__What is required__. Where a line holds "Suppose", copy it.

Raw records
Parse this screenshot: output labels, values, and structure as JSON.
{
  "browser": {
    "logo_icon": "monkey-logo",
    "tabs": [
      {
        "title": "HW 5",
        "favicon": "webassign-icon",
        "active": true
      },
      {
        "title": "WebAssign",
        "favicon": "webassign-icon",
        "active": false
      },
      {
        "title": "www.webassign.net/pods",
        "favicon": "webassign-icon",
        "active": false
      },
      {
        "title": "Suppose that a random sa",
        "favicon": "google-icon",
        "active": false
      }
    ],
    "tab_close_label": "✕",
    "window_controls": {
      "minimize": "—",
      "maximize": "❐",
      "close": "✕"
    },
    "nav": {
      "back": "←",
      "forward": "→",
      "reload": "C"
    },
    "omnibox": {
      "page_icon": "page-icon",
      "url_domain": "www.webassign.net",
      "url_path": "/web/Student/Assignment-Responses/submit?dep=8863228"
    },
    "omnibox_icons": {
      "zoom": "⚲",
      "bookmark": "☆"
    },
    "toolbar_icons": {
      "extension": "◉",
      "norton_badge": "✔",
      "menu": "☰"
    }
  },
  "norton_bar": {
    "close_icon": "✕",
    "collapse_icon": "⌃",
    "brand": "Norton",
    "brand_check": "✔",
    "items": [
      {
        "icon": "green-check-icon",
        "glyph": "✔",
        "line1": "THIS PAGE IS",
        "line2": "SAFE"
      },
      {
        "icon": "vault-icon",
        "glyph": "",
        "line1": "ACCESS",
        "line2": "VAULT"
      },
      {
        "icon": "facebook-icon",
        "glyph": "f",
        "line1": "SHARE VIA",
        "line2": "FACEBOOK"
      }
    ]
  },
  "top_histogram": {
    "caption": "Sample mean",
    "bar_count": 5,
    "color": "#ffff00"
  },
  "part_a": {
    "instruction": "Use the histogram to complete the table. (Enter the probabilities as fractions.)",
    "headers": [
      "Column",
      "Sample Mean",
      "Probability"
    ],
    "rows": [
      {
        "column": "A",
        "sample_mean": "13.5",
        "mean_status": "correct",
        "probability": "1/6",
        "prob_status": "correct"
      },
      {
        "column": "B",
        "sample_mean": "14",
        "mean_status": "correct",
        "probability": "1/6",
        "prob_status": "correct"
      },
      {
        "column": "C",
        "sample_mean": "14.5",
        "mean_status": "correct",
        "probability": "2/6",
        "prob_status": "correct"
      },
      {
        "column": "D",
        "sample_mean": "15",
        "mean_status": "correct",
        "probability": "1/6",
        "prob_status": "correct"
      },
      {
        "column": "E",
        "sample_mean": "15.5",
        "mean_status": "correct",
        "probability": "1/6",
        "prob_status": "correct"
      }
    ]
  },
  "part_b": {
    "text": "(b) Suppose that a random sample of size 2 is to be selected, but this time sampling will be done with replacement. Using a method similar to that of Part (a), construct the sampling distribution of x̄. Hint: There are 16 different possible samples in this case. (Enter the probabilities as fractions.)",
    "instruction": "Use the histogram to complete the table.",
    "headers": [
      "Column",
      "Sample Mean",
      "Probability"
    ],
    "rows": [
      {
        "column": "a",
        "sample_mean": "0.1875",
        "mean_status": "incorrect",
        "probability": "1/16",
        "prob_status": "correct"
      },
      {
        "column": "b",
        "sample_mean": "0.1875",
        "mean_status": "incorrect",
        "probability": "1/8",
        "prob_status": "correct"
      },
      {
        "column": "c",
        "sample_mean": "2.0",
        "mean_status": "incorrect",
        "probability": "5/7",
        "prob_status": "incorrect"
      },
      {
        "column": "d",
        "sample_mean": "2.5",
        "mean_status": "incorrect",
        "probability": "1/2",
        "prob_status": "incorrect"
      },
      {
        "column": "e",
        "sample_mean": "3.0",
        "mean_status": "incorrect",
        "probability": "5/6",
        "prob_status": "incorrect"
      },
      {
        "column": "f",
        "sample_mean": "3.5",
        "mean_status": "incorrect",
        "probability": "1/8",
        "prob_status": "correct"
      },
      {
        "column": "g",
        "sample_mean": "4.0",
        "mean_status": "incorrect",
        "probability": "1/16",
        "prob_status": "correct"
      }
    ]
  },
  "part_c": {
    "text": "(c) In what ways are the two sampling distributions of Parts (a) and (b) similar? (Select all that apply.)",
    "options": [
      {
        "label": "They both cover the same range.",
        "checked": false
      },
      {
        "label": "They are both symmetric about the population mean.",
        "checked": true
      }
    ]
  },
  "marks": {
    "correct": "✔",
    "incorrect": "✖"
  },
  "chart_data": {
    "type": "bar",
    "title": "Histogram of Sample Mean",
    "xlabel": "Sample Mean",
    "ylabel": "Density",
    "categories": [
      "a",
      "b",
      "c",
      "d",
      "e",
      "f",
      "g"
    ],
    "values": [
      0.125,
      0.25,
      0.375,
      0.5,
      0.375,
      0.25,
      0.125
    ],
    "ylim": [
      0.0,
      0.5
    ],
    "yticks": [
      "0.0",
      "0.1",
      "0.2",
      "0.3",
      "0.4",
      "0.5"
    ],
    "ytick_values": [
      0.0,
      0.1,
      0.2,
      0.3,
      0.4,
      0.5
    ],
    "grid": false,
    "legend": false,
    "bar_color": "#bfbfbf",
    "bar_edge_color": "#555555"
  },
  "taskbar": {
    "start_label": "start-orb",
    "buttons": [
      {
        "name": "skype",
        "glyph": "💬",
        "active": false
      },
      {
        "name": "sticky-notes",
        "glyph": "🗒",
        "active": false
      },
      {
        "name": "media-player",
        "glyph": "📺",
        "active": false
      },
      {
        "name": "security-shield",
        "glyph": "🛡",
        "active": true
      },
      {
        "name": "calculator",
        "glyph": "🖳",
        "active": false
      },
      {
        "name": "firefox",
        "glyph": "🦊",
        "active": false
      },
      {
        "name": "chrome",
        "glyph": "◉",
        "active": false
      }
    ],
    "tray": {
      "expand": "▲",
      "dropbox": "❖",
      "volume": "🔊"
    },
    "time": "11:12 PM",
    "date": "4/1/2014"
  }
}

__Exercise response__.
        "title": "Suppose that a random sa",
    "text": "(b) Suppose that a random sample of size 2 is to be selected, but this time sampling will be done with replacement. Using a method similar to that of Part (a), construct the sampling distribution of x̄. Hint: There are 16 different possible samples in this case. (Enter the probabilities as fractions.)",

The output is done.